PROBLEM TO WORK ON:
Go through the entries below and write each one out exactly.

(Dataset listings of figures)
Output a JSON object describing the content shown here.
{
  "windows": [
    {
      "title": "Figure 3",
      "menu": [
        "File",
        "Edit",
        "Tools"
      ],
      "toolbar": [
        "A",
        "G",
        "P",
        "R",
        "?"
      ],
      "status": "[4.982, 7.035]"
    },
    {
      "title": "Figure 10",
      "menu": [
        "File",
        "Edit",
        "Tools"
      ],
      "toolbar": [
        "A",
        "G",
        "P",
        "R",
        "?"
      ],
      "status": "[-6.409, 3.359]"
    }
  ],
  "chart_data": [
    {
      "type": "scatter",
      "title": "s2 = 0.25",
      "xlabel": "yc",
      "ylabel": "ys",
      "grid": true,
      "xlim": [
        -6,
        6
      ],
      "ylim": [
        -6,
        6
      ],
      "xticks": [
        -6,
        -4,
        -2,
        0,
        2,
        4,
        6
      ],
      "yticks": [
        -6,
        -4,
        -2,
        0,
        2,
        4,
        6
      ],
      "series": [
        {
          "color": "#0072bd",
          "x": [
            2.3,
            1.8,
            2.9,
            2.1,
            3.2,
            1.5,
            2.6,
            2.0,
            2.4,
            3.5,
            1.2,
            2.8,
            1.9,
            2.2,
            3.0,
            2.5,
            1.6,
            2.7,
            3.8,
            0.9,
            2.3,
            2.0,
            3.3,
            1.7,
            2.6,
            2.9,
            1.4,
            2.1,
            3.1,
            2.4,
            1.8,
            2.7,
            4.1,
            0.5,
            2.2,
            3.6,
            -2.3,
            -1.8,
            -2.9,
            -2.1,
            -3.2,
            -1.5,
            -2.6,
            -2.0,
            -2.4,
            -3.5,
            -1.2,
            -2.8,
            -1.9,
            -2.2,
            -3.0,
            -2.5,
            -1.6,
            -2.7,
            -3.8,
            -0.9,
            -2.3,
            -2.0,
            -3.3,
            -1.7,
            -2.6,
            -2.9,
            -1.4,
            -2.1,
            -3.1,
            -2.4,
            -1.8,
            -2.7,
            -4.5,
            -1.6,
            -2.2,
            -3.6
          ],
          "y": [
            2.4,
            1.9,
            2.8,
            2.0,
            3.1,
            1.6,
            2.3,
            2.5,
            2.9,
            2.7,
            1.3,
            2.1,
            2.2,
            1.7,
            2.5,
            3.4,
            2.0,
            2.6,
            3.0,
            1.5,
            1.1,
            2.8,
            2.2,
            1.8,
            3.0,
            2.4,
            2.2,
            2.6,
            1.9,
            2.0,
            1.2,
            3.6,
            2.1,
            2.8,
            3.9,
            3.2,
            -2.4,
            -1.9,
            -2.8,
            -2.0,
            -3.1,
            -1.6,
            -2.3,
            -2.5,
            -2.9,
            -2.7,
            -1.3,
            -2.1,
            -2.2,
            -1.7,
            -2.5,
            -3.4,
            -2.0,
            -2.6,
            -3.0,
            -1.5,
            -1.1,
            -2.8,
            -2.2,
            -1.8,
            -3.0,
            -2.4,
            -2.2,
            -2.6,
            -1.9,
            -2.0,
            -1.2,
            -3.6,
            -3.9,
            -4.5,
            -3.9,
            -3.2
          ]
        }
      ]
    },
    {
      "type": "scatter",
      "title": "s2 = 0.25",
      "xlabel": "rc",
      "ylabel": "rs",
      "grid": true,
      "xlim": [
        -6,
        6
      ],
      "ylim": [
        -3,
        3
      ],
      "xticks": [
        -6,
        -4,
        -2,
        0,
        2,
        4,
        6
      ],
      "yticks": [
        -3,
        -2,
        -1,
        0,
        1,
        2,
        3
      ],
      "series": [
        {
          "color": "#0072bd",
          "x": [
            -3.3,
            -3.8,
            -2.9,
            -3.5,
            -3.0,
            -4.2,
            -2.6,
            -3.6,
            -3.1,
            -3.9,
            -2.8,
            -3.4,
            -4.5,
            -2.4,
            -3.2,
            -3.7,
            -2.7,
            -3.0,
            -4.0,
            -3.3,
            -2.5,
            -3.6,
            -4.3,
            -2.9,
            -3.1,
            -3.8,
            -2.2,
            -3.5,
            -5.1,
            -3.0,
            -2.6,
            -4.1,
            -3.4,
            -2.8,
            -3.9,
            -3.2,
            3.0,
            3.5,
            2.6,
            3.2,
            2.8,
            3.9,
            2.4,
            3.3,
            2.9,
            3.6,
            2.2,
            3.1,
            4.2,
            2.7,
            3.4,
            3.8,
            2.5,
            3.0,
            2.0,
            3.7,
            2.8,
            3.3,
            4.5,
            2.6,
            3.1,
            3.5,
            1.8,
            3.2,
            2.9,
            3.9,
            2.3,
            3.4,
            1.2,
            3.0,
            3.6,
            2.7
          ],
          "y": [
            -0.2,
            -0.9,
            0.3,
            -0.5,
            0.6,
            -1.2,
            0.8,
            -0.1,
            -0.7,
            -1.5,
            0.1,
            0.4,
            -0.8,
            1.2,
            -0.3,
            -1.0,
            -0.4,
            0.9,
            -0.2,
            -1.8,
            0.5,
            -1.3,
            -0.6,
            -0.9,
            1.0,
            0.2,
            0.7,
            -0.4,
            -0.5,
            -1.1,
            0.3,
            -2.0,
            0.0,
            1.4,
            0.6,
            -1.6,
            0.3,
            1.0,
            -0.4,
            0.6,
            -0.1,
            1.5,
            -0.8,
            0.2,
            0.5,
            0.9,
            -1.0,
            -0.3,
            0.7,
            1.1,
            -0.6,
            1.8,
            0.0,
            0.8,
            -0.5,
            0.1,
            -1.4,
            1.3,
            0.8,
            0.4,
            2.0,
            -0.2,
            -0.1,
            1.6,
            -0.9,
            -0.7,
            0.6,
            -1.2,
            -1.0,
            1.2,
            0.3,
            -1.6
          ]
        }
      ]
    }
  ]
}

REPLY:
Output a JSON object describing the content shown here.
{
  "windows": [
    {
      "title": "Figure 3",
      "menu": [
        "File",
        "Edit",
        "Tools"
      ],
      "toolbar": [
        "A",
        "G",
        "P",
        "R",
        "?"
      ],
      "status": "[4.982, 7.035]"
    },
    {
      "title": "Figure 10",
      "menu": [
        "File",
        "Edit",
        "Tools"
      ],
      "toolbar": [
        "A",
        "G",
        "P",
        "R",
        "?"
      ],
      "status": "[-6.409, 3.359]"
    }
  ],
  "chart_data": [
    {
      "type": "scatter",
      "title": "s2 = 0.25",
      "xlabel": "yc",
      "ylabel": "ys",
      "grid": true,
      "xlim": [
        -6,
        6
      ],
      "ylim": [
        -6,
        6
      ],
      "xticks": [
        -6,
        -4,
        -2,
        0,
        2,
        4,
        6
      ],
      "yticks": [
        -6,
        -4,
        -2,
        0,
        2,
        4,
        6
      ],
      "series": [
        {
          "color": "#0072bd",
          "x": [
            2.3,
            1.8,
            2.9,
            2.1,
            3.2,
            1.5,
            2.6,
            2.0,
            2.4,
            3.5,
            1.2,
            2.8,
            1.9,
            2.2,
            3.0,
            2.5,
            1.6,
            2.7,
            3.8,
            0.9,
            2.3,
            2.0,
            3.3,
            1.7,
            2.6,
            2.9,
            1.4,
            2.1,
            3.1,
            2.4,
            1.8,
            2.7,
            4.1,
            0.5,
            2.2,
            3.6,
            -2.3,
            -1.8,
            -2.9,
            -2.1,
            -3.2,
            -1.5,
            -2.6,
            -2.0,
            -2.4,
            -3.5,
            -1.2,
            -2.8,
            -1.9,
            -2.2,
            -3.0,
            -2.5,
            -1.6,
            -2.7,
            -3.8,
            -0.9,
            -2.3,
            -2.0,
            -3.3,
            -1.7,
            -2.6,
            -2.9,
            -1.4,
            -2.1,
            -3.1,
            -2.4,
            -1.8,
            -2.7,
            -4.5,
            -1.6,
            -2.2,
            -3.6
          ],
          "y": [
            2.4,
            1.9,
            2.8,
            2.0,
            3.1,
            1.6,
            2.3,
            2.5,
            2.9,
            2.7,
            1.3,
            2.1,
            2.2,
            1.7,
            2.5,
            3.4,
            2.0,
            2.6,
            3.0,
            1.5,
            1.1,
            2.8,
            2.2,
            1.8,
            3.0,
            2.4,
            2.2,
            2.6,
            1.9,
            2.0,
            1.2,
            3.6,
            2.1,
            2.8,
            3.9,
            3.2,
            -2.4,
            -1.9,
            -2.8,
            -2.0,
            -3.1,
            -1.6,
            -2.3,
            -2.5,
            -2.9,
            -2.7,
            -1.3,
            -2.1,
            -2.2,
            -1.7,
            -2.5,
            -3.4,
            -2.0,
            -2.6,
            -3.0,
            -1.5,
            -1.1,
            -2.8,
            -2.2,
            -1.8,
            -3.0,
            -2.4,
            -2.2,
            -2.6,
            -1.9,
            -2.0,
            -1.2,
            -3.6,
            -3.9,
            -4.5,
            -3.9,
            -3.2
          ]
        }
      ]
    },
    {
      "type": "scatter",
      "title": "s2 = 0.25",
      "xlabel": "rc",
      "ylabel": "rs",
      "grid": true,
      "xlim": [
        -6,
        6
      ],
      "ylim": [
        -3,
        3
      ],
      "xticks": [
        -6,
        -4,
        -2,
        0,
        2,
        4,
        6
      ],
      "yticks": [
        -3,
        -2,
        -1,
        0,
        1,
        2,
        3
      ],
      "series": [
        {
          "color": "#0072bd",
          "x": [
            -3.3,
            -3.8,
            -2.9,
            -3.5,
            -3.0,
            -4.2,
            -2.6,
            -3.6,
            -3.1,
            -3.9,
            -2.8,
            -3.4,
            -4.5,
            -2.4,
            -3.2,
            -3.7,
            -2.7,
            -3.0,
            -4.0,
            -3.3,
            -2.5,
            -3.6,
            -4.3,
            -2.9,
            -3.1,
            -3.8,
            -2.2,
            -3.5,
            -5.1,
            -3.0,
            -2.6,
            -4.1,
            -3.4,
            -2.8,
            -3.9,
            -3.2,
            3.0,
            3.5,
            2.6,
            3.2,
            2.8,
            3.9,
            2.4,
            3.3,
            2.9,
            3.6,
            2.2,
            3.1,
            4.2,
            2.7,
            3.4,
            3.8,
            2.5,
            3.0,
            2.0,
            3.7,
            2.8,
            3.3,
            4.5,
            2.6,
            3.1,
            3.5,
            1.8,
            3.2,
            2.9,
            3.9,
            2.3,
            3.4,
            1.2,
            3.0,
            3.6,
            2.7
          ],
          "y": [
            -0.2,
            -0.9,
            0.3,
            -0.5,
            0.6,
            -1.2,
            0.8,
            -0.1,
            -0.7,
            -1.5,
            0.1,
            0.4,
            -0.8,
            1.2,
            -0.3,
            -1.0,
            -0.4,
            0.9,
            -0.2,
            -1.8,
            0.5,
            -1.3,
            -0.6,
            -0.9,
            1.0,
            0.2,
            0.7,
            -0.4,
            -0.5,
            -1.1,
            0.3,
            -2.0,
            0.0,
            1.4,
            0.6,
            -1.6,
            0.3,
            1.0,
            -0.4,
            0.6,
            -0.1,
            1.5,
            -0.8,
            0.2,
            0.5,
            0.9,
            -1.0,
            -0.3,
            0.7,
            1.1,
            -0.6,
            1.8,
            0.0,
            0.8,
            -0.5,
            0.1,
            -1.4,
            1.3,
            0.8,
            0.4,
            2.0,
            -0.2,
            -0.1,
            1.6,
            -0.9,
            -0.7,
            0.6,
            -1.2,
            -1.0,
            1.2,
            0.3,
            -1.6
          ]
        }
      ]
    }
  ]
}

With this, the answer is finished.